Personal information
- Full name: Lizette Salas
- Born: July 17, 1989 (age 37) Azusa, California, U.S.
- Height: 5 ft 4 in (1.63 m)
- Sporting nationality: United States
- Residence: Azusa, California

Career
- College: University of Southern California
- Turned professional: 2011
- Current tour: LPGA Tour (joined 2012)
- Former tour: Symetra Tour (2011)
- Professional wins: 2

Number of wins by tour
- LPGA Tour: 2

Best results in LPGA major championships
- Chevron Championship: T17: 2019
- Women's PGA C'ship: 2nd: 2021
- U.S. Women's Open: T14: 2015
- Women's British Open: 2nd/T2: 2019, 2021
- Evian Championship: T11: 2013

= Lizette Salas =

American professional golfer (born 1989)

__Input data__:
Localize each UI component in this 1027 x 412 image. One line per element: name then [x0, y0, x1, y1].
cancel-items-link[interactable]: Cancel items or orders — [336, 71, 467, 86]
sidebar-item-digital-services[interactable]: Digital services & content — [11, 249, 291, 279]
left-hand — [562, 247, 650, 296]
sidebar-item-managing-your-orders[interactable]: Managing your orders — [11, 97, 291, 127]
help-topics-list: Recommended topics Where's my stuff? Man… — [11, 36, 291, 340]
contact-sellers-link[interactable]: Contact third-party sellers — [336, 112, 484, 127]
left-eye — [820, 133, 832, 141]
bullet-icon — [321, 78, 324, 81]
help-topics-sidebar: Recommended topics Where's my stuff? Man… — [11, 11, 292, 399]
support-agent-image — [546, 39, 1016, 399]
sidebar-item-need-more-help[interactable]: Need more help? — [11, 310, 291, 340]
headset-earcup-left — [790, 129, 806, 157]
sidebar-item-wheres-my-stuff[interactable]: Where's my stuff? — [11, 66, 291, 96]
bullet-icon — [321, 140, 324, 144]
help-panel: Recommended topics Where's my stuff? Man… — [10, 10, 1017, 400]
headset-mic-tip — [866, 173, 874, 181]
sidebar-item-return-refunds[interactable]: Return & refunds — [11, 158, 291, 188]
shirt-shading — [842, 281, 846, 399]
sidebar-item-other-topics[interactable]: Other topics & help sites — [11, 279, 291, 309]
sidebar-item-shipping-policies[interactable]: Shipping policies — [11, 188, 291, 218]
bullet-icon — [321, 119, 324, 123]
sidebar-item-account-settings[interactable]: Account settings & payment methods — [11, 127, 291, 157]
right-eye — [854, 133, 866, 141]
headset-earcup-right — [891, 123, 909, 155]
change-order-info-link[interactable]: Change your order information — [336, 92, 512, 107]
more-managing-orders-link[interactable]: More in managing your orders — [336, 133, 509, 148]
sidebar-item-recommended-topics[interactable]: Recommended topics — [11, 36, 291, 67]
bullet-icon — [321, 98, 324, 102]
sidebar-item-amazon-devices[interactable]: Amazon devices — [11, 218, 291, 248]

__Instructions__:
**a.** Answer these questions from the Lizette Salas profile.
(i) Which college did she attend?
(ii) In what year did she join the LPGA Tour?
(iii) What is her best result at the U.S. Women's Open, and in what year?
**b.** Resume the Lizette Salas profile from where it stops.
The items have nothing to do with the Lizette Salas profile.

__Responses for each task__:
**a.**
(i) University of Southern California
(ii) 2012
(iii) T14, in 2015

**b.**
Lizette Salas (born July 17, 1989) is an American professional golfer currently playing on the LPGA Tour.

==Early life and amateur career==
In 1989, Salas was born in Azusa, California. She was raised in the town. In 2007, Salas graduated from Azusa High School.

Salas earned a scholarship to play college golf at the University of Southern California where she graduated in 2011 with a degree in sociology, becoming the first member of her immediate family to earn a college degree.

During her time at University of Southern California she had three collegiate wins, was named the 2008 Pac-10 Freshman of the Year, was Pac-10 Player of the Year in 2009 and 2010, and Pac-10 All-Conference First Team selection in 2009, 2010, and 2011. She also was an NGCA All-American First Team selection in 2009 and 2011. Salas is the only USC student-athlete to be recognized as an All-American all four years. In July 2010 she made her first appearance in a professional tournament after qualifying for the U.S. Women's Open. She shot 79-77 at the tournament and missed the cut.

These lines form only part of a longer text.